AIM ->
Give every line from the entries that contains "color".

[A run of records]
::::

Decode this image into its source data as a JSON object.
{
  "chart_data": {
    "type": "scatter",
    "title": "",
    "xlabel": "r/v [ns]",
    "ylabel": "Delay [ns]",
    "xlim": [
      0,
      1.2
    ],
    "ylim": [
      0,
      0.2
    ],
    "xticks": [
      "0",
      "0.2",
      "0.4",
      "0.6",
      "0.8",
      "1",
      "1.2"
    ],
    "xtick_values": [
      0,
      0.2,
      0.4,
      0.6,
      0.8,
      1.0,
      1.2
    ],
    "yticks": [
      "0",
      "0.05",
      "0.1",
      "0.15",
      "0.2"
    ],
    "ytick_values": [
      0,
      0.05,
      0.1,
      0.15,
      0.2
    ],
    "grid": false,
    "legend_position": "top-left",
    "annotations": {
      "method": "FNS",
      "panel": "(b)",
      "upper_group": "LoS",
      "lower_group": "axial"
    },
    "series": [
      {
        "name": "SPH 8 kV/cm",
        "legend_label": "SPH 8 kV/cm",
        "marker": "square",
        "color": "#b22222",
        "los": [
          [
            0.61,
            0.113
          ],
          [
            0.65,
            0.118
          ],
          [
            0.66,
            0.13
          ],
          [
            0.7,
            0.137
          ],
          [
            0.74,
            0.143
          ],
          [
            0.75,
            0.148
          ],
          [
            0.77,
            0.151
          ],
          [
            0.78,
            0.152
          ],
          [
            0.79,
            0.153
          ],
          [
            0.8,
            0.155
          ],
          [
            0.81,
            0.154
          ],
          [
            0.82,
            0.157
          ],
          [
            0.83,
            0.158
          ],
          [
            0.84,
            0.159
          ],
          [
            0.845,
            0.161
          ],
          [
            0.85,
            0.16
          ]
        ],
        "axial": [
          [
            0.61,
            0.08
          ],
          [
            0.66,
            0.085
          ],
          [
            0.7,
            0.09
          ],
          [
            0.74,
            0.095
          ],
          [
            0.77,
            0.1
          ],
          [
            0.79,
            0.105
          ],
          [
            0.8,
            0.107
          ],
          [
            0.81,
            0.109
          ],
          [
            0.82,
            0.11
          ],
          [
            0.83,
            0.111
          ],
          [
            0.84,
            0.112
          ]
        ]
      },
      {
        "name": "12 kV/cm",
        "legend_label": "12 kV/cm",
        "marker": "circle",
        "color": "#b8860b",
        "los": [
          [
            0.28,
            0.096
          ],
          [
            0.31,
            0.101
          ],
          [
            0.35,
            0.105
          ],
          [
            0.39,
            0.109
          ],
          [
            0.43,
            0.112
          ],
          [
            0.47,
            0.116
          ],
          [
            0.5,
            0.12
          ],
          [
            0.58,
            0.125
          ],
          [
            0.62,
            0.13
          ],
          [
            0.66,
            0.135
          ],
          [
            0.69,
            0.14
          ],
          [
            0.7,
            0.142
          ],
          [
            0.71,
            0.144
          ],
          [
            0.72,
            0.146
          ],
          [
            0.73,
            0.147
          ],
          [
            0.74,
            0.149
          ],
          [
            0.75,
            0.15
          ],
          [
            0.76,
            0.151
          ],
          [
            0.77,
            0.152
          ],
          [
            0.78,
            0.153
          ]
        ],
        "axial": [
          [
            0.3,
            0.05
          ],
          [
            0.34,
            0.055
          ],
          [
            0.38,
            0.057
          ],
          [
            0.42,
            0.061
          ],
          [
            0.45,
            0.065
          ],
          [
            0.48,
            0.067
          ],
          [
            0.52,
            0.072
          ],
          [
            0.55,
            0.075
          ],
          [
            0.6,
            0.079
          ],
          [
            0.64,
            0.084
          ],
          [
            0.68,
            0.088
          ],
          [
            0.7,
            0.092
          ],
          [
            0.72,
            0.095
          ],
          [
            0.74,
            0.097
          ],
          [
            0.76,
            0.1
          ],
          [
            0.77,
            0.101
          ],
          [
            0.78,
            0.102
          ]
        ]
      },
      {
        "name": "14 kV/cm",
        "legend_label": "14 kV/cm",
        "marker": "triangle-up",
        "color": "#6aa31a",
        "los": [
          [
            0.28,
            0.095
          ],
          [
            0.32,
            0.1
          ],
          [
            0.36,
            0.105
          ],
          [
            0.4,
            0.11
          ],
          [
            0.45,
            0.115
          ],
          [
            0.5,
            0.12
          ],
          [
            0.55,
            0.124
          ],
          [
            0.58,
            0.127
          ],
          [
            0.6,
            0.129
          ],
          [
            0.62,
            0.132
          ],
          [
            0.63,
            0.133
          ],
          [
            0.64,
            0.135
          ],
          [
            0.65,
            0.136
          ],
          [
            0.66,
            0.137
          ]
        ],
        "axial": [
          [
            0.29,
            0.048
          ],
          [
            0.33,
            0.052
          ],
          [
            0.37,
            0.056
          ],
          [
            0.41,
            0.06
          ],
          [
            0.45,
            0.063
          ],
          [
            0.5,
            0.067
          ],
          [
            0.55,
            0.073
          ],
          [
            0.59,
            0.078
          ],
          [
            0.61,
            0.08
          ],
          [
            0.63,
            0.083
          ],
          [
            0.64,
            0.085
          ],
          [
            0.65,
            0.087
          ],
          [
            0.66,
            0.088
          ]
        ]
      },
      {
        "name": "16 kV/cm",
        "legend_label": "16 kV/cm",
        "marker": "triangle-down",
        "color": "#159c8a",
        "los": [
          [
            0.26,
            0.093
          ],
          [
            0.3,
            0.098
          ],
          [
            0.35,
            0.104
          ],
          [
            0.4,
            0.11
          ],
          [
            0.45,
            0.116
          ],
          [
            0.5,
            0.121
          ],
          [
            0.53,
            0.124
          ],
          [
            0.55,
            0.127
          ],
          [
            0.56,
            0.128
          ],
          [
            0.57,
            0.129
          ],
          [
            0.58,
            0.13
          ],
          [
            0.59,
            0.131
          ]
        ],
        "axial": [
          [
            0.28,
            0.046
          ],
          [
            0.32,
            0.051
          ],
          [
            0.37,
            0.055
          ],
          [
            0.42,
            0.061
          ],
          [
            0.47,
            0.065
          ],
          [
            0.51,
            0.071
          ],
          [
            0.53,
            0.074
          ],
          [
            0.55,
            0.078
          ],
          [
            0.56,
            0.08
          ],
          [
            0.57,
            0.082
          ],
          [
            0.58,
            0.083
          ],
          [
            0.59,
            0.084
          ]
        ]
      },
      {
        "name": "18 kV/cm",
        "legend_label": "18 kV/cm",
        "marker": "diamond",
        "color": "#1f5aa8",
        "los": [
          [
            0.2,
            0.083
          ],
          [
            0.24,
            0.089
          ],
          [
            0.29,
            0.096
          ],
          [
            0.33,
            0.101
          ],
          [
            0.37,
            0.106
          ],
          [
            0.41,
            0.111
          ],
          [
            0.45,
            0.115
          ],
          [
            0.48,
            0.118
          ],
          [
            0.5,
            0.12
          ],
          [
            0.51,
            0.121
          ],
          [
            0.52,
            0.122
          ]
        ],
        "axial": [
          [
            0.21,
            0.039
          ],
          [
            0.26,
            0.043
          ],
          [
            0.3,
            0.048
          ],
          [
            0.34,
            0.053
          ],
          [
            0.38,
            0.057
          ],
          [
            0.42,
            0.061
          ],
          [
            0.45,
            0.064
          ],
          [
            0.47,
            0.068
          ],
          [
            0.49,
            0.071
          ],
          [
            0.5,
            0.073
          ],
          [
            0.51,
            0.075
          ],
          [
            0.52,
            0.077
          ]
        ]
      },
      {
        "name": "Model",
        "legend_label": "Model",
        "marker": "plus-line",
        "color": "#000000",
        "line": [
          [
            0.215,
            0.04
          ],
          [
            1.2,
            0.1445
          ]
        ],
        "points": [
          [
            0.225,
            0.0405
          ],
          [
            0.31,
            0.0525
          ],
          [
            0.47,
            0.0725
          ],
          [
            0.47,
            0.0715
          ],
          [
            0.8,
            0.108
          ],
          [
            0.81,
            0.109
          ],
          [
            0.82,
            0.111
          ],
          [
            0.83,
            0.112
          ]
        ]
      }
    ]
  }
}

::::

ANSWER TO THE PROBLEM ->
        "color": "#b22222",
        "color": "#b8860b",
        "color": "#6aa31a",
        "color": "#159c8a",
        "color": "#1f5aa8",
        "color": "#000000",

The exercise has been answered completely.